**Short task**
Locate the lines of the listing below that hold "JSON", then copy each of them.

**Supplied records**
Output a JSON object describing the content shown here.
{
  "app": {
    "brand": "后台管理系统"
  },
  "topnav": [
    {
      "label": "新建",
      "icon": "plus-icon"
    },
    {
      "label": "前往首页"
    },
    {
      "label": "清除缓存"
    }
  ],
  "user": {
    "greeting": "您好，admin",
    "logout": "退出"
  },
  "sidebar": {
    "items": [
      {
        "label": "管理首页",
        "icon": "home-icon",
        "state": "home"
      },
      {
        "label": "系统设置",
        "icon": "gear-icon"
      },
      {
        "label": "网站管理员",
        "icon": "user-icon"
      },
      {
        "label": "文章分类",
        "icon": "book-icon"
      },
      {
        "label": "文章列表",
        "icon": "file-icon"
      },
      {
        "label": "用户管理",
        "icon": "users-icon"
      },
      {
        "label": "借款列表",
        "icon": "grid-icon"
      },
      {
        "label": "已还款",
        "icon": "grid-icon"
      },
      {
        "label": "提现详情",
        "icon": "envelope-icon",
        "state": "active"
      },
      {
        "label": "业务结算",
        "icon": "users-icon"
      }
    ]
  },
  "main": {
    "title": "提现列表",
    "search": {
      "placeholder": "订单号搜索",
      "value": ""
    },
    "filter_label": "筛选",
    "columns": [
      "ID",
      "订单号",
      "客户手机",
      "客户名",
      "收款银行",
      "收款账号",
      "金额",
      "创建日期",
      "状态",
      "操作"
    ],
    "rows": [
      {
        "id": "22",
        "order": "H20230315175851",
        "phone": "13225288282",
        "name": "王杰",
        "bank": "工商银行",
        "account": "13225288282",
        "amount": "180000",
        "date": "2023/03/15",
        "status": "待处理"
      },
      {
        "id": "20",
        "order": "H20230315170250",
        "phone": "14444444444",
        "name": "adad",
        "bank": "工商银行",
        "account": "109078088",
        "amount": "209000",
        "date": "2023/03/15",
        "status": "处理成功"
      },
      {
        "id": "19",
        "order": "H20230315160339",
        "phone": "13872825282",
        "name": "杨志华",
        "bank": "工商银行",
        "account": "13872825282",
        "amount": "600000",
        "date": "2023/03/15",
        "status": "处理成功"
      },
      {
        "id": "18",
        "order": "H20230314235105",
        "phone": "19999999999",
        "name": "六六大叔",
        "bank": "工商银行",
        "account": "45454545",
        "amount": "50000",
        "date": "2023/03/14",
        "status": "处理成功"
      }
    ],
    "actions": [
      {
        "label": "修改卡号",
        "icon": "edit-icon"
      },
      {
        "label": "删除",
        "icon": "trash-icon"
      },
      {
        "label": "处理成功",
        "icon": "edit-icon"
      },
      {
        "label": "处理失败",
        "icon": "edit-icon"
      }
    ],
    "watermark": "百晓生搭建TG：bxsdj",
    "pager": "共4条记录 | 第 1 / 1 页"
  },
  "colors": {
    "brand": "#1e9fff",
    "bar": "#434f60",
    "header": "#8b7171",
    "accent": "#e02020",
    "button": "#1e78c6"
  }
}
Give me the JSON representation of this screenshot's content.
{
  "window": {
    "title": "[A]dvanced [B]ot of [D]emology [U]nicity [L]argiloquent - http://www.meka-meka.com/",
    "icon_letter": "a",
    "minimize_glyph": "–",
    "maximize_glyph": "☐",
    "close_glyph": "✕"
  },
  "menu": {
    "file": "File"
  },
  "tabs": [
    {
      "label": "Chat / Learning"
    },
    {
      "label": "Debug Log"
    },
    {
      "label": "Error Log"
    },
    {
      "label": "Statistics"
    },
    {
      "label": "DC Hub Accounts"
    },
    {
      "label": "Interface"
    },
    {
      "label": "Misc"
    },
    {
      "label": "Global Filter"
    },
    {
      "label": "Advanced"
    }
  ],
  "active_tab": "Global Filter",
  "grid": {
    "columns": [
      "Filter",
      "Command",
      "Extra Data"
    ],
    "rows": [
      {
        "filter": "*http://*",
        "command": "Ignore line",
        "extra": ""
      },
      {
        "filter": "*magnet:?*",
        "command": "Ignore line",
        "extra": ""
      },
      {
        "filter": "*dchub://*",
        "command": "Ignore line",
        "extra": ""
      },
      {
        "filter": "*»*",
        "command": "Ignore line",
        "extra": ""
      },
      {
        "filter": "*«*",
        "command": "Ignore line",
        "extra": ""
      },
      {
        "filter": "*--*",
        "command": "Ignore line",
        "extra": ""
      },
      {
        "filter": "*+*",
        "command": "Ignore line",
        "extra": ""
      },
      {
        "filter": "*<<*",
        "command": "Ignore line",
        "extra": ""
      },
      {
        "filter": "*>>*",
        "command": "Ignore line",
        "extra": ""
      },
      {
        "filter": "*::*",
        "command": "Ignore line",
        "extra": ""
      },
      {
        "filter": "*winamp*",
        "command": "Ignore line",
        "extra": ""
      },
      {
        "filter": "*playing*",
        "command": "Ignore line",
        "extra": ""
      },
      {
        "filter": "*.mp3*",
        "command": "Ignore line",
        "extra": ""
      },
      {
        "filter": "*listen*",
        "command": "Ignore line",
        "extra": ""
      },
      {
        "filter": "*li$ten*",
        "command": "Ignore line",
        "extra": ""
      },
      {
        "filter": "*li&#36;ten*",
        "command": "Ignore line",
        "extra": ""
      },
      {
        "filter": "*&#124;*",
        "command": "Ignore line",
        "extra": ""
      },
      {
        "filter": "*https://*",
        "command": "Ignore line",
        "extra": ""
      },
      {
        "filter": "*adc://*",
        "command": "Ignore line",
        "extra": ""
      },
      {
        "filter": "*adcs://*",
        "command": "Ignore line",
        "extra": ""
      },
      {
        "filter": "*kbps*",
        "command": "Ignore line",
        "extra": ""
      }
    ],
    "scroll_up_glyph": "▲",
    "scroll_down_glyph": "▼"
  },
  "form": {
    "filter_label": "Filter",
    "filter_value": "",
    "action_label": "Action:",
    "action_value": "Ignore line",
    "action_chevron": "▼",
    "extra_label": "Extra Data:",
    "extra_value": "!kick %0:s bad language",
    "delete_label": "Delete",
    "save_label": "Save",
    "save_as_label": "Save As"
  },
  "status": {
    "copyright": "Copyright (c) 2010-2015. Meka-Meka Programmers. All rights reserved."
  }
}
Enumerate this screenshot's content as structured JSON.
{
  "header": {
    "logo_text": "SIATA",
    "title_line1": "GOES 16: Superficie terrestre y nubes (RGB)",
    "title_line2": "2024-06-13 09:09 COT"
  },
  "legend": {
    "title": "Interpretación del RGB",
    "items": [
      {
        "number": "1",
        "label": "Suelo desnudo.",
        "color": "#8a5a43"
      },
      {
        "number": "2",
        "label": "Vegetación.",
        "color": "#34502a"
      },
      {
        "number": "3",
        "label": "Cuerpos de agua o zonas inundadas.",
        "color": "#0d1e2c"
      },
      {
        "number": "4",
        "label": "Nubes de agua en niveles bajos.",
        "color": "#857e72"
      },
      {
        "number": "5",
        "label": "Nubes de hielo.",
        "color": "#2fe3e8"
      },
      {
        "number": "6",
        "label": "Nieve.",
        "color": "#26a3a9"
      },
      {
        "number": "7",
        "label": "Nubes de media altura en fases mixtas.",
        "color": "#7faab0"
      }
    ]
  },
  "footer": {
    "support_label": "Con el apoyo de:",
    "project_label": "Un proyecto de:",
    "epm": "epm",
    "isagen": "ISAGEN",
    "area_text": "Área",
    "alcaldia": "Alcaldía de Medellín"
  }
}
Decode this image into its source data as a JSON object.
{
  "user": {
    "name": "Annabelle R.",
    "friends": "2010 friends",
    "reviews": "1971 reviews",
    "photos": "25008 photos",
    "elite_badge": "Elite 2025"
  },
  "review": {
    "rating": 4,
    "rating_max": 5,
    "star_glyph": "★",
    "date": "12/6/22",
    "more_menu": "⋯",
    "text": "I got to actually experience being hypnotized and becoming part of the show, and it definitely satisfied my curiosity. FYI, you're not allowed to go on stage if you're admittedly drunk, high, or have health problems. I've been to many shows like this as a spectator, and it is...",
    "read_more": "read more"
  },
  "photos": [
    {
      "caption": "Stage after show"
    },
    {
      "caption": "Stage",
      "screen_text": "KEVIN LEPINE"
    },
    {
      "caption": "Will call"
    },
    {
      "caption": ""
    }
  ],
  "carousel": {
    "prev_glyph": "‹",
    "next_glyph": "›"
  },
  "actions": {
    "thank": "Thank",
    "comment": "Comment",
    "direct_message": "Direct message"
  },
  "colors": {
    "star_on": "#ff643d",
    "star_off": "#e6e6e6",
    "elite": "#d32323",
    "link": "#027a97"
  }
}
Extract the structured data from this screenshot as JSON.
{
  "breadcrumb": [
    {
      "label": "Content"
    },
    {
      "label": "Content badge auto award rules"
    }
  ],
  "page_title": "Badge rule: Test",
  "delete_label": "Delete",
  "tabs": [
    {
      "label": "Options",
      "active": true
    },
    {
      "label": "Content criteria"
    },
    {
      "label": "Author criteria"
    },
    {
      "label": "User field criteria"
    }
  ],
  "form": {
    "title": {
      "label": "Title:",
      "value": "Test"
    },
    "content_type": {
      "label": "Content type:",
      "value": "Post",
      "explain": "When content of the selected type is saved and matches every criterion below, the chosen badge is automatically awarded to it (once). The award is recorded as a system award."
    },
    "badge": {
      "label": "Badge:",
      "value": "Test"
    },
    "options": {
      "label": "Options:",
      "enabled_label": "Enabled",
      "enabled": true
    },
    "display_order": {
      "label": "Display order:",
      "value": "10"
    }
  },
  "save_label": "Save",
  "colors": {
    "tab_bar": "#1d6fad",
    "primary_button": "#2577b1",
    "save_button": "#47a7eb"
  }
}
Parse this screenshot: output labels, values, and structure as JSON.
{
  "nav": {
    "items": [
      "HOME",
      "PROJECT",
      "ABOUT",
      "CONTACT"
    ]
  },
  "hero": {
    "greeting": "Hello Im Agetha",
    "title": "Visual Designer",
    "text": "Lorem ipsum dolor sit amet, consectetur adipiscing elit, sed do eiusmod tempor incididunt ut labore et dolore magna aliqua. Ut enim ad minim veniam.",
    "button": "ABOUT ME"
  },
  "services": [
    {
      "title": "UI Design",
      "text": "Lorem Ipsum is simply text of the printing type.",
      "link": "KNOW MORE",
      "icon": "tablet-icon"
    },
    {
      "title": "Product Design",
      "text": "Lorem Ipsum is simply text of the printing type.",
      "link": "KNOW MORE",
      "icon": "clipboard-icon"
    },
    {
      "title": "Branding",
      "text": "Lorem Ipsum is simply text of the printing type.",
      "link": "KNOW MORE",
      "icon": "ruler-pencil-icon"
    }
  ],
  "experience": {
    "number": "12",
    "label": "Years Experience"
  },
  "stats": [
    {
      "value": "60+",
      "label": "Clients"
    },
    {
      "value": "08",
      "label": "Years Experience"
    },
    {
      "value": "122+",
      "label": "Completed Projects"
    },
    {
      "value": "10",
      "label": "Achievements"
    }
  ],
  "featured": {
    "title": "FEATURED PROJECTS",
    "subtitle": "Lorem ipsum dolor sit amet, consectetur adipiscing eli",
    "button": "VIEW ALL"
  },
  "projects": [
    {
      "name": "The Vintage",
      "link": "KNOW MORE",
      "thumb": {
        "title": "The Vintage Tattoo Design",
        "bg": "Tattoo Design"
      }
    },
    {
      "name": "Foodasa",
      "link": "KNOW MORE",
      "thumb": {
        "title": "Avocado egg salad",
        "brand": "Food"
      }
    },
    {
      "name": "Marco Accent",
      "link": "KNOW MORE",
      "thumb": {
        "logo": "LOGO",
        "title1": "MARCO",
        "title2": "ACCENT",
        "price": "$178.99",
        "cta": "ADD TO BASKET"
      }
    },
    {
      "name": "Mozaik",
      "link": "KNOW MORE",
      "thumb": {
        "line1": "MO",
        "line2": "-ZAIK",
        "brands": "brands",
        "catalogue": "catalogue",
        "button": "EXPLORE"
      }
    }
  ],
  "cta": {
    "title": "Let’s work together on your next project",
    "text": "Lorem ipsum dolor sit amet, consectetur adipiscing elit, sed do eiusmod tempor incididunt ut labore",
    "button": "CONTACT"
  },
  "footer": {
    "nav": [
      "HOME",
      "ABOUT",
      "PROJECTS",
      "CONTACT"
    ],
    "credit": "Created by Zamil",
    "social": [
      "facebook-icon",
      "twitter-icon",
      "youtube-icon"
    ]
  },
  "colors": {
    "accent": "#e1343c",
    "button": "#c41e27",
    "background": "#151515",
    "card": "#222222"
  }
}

**Result for this exercise**
Output a JSON object describing the content shown here.
Give me the JSON representation of this screenshot's content.
Enumerate this screenshot's content as structured JSON.
Decode this image into its source data as a JSON object.
Extract the structured data from this screenshot as JSON.
Parse this screenshot: output labels, values, and structure as JSON.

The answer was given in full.